(DIRECTION)
Without including any images, repeat the data exactly.

(ITEMS)
--- Begin ---

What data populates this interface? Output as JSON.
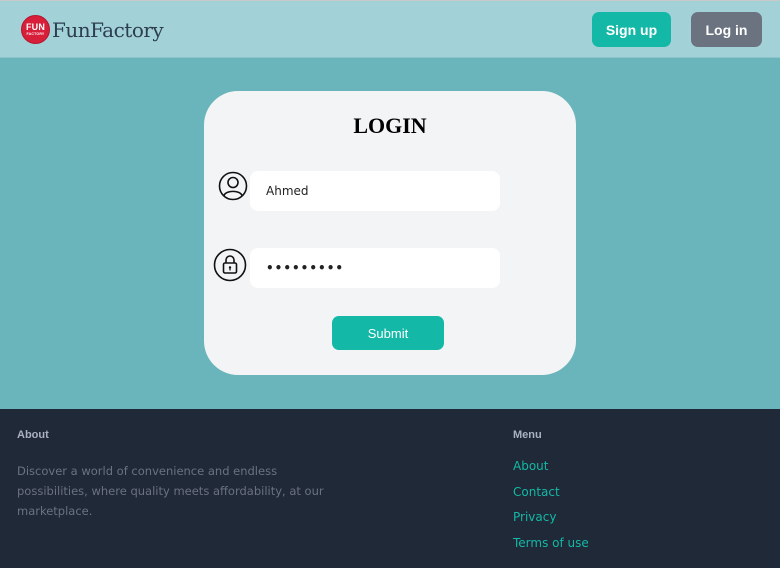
{
  "header": {
    "logo_line1": "FUN",
    "logo_line2": "FACTORY",
    "brand_name": "FunFactory",
    "signup_label": "Sign up",
    "login_label": "Log in"
  },
  "login": {
    "title": "LOGIN",
    "username_value": "Ahmed",
    "password_value": "•••••••••",
    "submit_label": "Submit"
  },
  "footer": {
    "about_heading": "About",
    "about_text": "Discover a world of convenience and endless possibilities, where quality meets affordability, at our marketplace.",
    "menu_heading": "Menu",
    "menu_items": [
      "About",
      "Contact",
      "Privacy",
      "Terms of use"
    ]
  },
  "colors": {
    "header_bg": "#a2d1d7",
    "page_bg": "#69b5bb",
    "accent": "#14b8a6",
    "secondary_button": "#6b7280",
    "footer_bg": "#1f2937",
    "logo_red": "#d71f3a"
  },
  "icons": {
    "username": "user-circle-icon",
    "password": "lock-circle-icon"
  }
}
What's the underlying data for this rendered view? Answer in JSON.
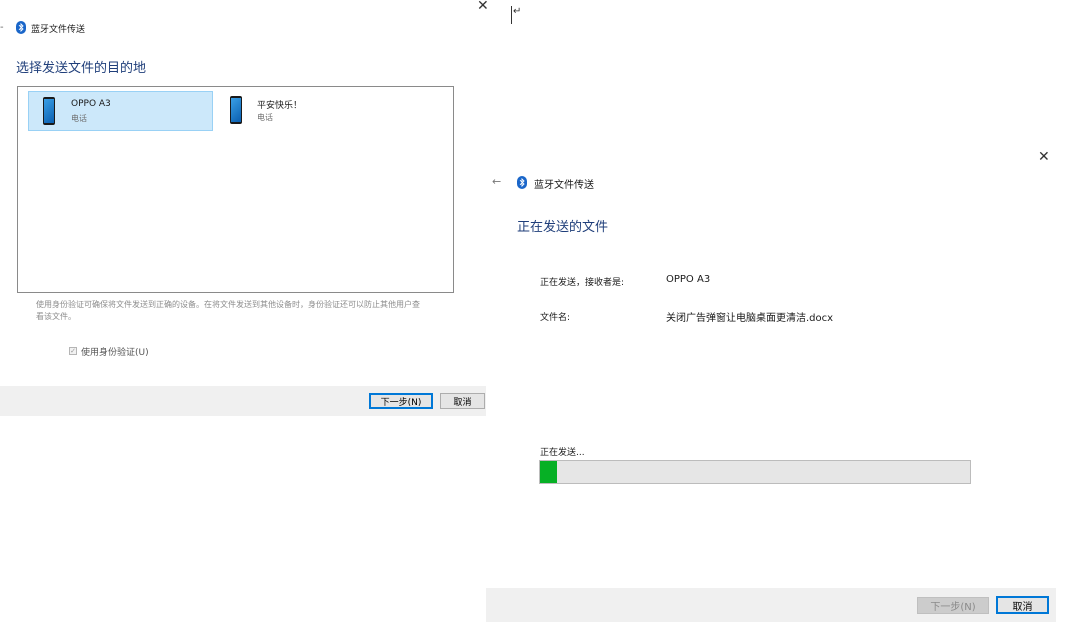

--- End ---

(RIGHT ANSWER)
What data populates this interface? Output as JSON.
{
  "header": {
    "logo_line1": "FUN",
    "logo_line2": "FACTORY",
    "brand_name": "FunFactory",
    "signup_label": "Sign up",
    "login_label": "Log in"
  },
  "login": {
    "title": "LOGIN",
    "username_value": "Ahmed",
    "password_value": "•••••••••",
    "submit_label": "Submit"
  },
  "footer": {
    "about_heading": "About",
    "about_text": "Discover a world of convenience and endless possibilities, where quality meets affordability, at our marketplace.",
    "menu_heading": "Menu",
    "menu_items": [
      "About",
      "Contact",
      "Privacy",
      "Terms of use"
    ]
  },
  "colors": {
    "header_bg": "#a2d1d7",
    "page_bg": "#69b5bb",
    "accent": "#14b8a6",
    "secondary_button": "#6b7280",
    "footer_bg": "#1f2937",
    "logo_red": "#d71f3a"
  },
  "icons": {
    "username": "user-circle-icon",
    "password": "lock-circle-icon"
  }
}
What's the underlying data for this rendered view? Answer in JSON.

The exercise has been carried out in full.